Stored data
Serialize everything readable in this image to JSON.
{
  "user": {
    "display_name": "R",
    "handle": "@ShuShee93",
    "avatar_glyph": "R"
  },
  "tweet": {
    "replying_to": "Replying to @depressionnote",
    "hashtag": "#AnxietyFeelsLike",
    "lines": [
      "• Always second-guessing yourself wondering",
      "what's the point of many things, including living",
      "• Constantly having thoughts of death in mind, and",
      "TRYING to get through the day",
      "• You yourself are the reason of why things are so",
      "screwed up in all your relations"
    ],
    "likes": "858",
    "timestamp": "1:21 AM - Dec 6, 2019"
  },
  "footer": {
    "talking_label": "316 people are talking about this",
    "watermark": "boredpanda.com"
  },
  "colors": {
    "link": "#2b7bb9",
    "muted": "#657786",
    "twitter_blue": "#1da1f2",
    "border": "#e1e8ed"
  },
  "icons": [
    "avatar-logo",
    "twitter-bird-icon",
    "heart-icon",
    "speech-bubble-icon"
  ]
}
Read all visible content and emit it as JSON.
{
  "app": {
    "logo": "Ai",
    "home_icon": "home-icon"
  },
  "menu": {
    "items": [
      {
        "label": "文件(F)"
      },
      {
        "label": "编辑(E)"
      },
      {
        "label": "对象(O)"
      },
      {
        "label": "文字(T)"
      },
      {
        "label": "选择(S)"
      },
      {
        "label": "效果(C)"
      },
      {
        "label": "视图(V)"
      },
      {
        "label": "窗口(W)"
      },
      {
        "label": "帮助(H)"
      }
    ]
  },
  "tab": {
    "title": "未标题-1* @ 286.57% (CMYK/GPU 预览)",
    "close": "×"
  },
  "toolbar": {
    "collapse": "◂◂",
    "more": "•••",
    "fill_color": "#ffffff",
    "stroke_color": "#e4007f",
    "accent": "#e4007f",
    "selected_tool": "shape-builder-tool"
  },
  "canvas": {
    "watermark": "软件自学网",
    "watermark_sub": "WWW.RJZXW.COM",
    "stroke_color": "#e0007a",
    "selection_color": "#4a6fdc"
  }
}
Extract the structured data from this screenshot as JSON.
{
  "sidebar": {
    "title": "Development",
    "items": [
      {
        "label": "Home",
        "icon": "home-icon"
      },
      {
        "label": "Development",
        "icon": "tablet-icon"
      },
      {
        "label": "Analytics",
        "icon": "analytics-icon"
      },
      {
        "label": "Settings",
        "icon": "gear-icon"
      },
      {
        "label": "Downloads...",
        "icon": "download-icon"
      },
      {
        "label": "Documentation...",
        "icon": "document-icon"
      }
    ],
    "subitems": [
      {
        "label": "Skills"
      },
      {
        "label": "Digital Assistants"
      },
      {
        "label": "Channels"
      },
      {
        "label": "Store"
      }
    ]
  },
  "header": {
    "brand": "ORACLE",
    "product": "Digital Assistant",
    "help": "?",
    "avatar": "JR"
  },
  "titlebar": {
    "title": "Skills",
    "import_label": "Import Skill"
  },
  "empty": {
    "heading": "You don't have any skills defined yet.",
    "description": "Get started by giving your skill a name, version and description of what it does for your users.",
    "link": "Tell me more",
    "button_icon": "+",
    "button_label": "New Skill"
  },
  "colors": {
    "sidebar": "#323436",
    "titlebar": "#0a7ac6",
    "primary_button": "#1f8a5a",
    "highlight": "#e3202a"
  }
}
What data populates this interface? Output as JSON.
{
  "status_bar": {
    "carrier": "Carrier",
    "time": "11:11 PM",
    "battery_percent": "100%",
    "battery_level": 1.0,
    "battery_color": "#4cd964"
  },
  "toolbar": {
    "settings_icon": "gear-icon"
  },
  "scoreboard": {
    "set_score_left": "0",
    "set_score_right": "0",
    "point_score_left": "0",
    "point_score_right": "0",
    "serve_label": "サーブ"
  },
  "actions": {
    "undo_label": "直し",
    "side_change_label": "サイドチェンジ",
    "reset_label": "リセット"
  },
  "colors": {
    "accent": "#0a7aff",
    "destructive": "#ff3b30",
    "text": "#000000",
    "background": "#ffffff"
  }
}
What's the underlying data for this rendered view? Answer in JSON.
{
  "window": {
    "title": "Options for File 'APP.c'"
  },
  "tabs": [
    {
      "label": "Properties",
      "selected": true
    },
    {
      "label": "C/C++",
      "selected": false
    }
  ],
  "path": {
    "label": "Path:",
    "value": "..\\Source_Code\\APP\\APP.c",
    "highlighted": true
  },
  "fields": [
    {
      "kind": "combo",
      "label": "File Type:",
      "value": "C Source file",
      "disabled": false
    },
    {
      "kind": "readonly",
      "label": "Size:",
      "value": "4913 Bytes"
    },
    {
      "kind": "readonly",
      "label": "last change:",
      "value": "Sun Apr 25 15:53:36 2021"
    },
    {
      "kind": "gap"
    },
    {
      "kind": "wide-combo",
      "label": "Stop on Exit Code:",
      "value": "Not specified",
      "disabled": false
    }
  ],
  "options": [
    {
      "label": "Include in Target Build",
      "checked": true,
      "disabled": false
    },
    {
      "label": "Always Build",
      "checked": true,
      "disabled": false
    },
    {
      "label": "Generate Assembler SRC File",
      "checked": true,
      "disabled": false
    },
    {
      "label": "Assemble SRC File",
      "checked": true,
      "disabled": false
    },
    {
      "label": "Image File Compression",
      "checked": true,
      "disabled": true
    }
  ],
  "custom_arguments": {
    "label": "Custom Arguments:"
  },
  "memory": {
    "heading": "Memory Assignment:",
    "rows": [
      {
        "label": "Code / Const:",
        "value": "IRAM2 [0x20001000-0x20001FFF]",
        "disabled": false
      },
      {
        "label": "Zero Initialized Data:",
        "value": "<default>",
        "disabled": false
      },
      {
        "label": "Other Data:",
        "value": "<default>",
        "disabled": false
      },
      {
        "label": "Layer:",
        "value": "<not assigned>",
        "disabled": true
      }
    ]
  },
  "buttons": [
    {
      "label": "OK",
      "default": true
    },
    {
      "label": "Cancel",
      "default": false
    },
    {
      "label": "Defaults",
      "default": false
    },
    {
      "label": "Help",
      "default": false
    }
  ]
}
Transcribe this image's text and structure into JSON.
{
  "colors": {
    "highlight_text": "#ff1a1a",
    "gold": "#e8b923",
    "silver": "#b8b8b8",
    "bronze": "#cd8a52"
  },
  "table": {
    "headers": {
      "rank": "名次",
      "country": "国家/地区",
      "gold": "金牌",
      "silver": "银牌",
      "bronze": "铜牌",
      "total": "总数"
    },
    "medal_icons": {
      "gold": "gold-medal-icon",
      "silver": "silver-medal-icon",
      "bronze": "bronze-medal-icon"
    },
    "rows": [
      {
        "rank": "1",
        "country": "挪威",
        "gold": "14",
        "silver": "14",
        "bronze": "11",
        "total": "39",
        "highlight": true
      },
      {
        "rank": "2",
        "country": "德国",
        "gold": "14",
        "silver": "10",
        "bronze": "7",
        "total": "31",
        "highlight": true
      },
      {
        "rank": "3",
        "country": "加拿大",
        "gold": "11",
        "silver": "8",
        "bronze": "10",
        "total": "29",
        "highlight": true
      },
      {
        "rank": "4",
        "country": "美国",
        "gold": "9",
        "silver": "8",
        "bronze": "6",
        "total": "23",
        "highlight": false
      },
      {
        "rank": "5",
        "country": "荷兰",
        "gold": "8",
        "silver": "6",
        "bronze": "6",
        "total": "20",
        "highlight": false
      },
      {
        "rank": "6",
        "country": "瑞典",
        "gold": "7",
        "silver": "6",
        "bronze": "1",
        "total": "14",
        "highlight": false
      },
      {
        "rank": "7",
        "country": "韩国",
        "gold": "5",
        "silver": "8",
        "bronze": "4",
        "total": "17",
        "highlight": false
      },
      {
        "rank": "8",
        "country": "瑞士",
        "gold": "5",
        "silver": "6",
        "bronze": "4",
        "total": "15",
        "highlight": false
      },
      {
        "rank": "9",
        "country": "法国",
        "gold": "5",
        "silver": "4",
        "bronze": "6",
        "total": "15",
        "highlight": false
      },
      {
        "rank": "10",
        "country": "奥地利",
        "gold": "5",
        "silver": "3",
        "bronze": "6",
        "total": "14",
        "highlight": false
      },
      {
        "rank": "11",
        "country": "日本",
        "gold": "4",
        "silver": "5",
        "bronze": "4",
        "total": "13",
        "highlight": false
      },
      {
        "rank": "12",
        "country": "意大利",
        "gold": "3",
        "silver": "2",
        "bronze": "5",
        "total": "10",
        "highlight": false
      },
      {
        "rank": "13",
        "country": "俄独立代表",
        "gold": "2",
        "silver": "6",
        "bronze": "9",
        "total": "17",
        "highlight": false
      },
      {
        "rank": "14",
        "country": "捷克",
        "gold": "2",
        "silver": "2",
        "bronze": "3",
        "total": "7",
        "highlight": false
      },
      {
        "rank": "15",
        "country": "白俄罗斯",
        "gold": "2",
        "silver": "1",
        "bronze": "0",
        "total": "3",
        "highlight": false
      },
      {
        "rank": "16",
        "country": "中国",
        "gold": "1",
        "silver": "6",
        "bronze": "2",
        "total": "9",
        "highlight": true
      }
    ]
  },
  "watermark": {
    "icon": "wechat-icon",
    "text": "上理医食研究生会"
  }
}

== Work to complete ==
Find the word "gear" in the data and show each line that holds it.

== Task response ==
        "icon": "gear-icon"
    "settings_icon": "gear-icon"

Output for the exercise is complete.